- _Exercise goal_: Filter the records below and copy every line containing the word "JSON".
Begin Recorded information
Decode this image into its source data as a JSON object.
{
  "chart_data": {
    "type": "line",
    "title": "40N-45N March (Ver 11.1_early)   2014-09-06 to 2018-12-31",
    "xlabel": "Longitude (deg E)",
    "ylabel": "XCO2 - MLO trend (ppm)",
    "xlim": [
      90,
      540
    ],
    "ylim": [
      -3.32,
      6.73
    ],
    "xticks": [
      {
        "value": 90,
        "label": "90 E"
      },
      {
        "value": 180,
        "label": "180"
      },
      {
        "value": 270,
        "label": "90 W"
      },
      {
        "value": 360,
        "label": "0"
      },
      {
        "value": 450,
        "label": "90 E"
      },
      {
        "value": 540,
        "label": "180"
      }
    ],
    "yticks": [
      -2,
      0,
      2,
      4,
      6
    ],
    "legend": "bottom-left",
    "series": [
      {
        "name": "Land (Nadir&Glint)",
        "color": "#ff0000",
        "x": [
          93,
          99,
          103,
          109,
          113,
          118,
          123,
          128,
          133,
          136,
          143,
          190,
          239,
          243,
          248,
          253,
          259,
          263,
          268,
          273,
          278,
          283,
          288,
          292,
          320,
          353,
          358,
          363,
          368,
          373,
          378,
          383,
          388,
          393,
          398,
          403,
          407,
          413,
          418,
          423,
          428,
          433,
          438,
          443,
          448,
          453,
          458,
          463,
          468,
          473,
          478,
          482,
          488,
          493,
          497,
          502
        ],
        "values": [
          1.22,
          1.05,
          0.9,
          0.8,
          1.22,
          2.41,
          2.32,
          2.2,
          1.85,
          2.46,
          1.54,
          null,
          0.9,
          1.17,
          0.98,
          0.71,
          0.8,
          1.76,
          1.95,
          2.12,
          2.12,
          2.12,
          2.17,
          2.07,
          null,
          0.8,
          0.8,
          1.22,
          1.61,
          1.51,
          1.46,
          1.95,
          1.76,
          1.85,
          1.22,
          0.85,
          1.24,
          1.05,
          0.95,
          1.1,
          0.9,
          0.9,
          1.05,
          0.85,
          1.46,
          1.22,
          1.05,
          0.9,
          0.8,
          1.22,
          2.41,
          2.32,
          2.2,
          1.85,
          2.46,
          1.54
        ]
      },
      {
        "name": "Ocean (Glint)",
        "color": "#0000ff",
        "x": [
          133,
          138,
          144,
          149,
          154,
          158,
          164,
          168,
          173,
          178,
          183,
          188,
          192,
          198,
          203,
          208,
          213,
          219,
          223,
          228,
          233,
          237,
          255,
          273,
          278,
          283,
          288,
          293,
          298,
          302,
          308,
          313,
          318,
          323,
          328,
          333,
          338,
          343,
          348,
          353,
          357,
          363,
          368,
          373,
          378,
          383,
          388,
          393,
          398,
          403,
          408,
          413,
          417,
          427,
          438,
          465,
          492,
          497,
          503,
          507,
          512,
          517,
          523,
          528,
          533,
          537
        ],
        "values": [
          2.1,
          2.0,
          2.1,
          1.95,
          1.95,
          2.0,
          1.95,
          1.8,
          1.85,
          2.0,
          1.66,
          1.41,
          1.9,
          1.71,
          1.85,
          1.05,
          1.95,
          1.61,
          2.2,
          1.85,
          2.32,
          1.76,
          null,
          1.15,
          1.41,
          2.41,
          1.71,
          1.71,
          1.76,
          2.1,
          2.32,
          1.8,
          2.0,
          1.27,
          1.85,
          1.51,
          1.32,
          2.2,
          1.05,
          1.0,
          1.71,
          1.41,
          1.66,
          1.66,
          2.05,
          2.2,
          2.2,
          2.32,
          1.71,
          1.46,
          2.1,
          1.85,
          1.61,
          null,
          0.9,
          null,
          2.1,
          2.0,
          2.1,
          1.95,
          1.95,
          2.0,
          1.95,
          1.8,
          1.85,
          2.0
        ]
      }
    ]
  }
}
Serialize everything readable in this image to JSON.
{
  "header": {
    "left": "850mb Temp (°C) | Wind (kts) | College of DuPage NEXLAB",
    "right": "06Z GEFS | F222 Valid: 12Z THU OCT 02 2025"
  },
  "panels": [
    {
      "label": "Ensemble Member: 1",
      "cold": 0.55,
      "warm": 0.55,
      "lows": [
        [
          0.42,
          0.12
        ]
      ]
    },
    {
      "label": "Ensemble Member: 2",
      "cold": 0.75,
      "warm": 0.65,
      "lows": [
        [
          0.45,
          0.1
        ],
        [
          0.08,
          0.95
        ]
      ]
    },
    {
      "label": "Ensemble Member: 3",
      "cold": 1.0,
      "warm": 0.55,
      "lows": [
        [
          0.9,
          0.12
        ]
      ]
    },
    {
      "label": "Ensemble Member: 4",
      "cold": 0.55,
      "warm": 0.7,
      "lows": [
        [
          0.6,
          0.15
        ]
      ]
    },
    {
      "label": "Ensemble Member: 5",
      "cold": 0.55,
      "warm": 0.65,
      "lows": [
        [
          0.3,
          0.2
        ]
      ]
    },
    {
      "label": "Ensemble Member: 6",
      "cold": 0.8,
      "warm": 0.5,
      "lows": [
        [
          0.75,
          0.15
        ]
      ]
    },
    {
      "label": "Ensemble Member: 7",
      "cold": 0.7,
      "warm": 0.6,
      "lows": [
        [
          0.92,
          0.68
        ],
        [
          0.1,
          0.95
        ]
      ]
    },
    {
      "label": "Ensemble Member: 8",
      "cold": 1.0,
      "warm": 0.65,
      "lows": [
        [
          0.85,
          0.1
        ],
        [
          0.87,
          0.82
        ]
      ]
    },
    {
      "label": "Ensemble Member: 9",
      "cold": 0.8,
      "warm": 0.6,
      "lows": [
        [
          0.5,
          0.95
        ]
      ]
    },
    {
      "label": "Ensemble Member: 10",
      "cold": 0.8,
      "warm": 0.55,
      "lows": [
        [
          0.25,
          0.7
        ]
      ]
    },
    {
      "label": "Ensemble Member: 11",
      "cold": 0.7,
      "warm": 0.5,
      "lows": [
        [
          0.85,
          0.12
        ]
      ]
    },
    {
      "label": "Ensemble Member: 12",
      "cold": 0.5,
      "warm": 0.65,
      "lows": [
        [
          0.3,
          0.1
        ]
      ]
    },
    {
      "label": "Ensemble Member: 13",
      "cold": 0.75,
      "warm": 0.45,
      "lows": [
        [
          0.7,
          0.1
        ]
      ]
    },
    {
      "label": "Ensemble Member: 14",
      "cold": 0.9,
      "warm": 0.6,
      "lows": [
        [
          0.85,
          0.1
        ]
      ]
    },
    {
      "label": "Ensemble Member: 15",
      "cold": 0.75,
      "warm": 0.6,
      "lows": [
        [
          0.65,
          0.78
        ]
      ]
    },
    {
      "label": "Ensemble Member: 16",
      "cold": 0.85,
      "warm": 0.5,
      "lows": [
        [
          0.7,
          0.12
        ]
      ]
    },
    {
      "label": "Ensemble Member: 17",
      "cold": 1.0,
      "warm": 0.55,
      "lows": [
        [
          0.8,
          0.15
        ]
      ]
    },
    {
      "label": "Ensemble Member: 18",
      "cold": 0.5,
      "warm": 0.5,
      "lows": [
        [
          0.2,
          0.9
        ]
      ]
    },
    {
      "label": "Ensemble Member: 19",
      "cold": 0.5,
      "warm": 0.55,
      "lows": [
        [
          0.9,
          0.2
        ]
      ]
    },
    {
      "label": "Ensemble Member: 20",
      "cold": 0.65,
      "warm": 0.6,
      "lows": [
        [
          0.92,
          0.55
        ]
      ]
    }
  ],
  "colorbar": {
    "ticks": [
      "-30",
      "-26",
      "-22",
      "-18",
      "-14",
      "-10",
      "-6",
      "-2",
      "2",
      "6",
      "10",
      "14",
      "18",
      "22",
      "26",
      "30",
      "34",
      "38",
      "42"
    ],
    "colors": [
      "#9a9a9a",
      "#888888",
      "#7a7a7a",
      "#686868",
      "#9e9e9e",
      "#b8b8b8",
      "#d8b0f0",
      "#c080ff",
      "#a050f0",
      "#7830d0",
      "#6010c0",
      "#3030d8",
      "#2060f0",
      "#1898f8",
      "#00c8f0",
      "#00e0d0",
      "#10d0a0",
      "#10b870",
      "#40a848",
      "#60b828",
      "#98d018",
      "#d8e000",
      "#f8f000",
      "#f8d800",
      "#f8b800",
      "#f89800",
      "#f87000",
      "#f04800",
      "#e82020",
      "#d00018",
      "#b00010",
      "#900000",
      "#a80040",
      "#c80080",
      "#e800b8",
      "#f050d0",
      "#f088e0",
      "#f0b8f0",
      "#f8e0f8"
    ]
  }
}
End Recorded information
- _Exercise solution_:
Decode this image into its source data as a JSON object.
Serialize everything readable in this image to JSON.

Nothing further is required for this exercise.